Data entries
* * * * * * * * *

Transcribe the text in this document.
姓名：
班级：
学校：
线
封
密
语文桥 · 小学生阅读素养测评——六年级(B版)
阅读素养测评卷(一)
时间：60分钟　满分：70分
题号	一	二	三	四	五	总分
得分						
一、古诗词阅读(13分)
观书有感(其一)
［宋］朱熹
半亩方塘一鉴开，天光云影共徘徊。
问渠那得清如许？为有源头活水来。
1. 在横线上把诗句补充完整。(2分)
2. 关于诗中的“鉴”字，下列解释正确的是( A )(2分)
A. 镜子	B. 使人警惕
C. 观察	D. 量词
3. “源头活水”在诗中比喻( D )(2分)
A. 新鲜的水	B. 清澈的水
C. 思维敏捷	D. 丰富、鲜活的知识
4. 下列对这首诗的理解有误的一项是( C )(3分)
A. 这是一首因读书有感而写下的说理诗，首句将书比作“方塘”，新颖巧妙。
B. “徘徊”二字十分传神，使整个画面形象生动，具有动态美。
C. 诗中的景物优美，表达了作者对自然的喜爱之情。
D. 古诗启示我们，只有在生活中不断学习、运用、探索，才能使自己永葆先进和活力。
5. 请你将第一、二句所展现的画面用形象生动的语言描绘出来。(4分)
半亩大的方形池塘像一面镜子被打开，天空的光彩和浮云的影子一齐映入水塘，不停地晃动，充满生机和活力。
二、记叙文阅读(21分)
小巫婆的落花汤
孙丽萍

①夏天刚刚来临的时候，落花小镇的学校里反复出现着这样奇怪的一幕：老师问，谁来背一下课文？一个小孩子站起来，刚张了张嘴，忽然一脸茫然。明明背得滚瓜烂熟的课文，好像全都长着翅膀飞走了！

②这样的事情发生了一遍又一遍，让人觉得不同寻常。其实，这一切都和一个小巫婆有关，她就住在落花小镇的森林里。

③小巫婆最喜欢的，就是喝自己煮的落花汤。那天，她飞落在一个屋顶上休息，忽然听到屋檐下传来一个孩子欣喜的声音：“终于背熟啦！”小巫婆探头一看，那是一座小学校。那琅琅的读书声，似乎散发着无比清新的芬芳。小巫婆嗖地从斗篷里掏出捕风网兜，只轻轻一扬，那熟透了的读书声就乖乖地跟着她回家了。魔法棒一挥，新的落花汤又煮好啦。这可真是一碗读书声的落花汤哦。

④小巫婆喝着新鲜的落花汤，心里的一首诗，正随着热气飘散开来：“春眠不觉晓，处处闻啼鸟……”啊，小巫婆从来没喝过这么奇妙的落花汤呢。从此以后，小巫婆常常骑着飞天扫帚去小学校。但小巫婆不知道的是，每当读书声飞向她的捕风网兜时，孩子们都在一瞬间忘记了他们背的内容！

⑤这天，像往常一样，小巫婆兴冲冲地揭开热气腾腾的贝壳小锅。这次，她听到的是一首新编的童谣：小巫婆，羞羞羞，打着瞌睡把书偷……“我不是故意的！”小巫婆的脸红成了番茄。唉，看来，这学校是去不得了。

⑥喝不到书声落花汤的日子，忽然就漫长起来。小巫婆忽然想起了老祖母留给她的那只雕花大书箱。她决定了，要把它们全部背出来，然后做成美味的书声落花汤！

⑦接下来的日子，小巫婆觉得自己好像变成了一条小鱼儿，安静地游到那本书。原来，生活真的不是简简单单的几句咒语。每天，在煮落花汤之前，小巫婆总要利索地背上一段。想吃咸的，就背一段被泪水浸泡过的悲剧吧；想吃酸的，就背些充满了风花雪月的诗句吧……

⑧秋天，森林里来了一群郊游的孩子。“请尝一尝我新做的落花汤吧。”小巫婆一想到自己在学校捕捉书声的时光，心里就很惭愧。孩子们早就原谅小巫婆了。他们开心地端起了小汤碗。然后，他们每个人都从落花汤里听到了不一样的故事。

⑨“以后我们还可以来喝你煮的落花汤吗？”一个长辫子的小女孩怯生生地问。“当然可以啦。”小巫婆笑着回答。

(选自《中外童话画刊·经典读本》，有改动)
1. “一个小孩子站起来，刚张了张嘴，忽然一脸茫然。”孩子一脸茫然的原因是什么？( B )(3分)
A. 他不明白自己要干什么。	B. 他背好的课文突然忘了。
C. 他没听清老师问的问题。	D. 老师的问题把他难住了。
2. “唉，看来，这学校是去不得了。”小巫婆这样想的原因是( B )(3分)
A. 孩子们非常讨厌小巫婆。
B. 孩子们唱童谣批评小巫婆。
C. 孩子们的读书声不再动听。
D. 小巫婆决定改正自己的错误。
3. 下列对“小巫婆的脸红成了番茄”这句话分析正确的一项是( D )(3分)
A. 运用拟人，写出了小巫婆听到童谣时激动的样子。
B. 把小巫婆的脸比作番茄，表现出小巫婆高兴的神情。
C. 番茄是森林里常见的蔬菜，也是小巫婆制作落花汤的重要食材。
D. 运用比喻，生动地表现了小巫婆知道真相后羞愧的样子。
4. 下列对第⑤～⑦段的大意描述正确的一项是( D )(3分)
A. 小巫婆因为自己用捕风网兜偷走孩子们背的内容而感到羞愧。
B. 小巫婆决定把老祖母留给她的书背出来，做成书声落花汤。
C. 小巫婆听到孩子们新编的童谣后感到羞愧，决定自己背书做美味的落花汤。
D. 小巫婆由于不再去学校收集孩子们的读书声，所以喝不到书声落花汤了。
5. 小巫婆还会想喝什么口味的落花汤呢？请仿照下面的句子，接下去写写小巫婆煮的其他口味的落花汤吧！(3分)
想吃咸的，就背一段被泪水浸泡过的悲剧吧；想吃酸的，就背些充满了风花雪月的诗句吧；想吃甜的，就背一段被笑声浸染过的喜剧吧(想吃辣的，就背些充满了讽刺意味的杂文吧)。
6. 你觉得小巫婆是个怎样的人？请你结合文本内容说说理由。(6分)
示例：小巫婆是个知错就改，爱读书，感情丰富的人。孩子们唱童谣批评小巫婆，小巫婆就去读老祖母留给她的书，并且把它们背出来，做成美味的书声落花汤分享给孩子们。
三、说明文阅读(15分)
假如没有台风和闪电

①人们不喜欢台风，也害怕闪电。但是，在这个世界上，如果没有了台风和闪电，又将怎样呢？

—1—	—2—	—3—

* * * * * * * * *

◆ Job
Spot every line that holds "一个小孩子站起来" and copy it.

◆ Expected output
①夏天刚刚来临的时候，落花小镇的学校里反复出现着这样奇怪的一幕：老师问，谁来背一下课文？一个小孩子站起来，刚张了张嘴，忽然一脸茫然。明明背得滚瓜烂熟的课文，好像全都长着翅膀飞走了！
1. “一个小孩子站起来，刚张了张嘴，忽然一脸茫然。”孩子一脸茫然的原因是什么？( B )(3分)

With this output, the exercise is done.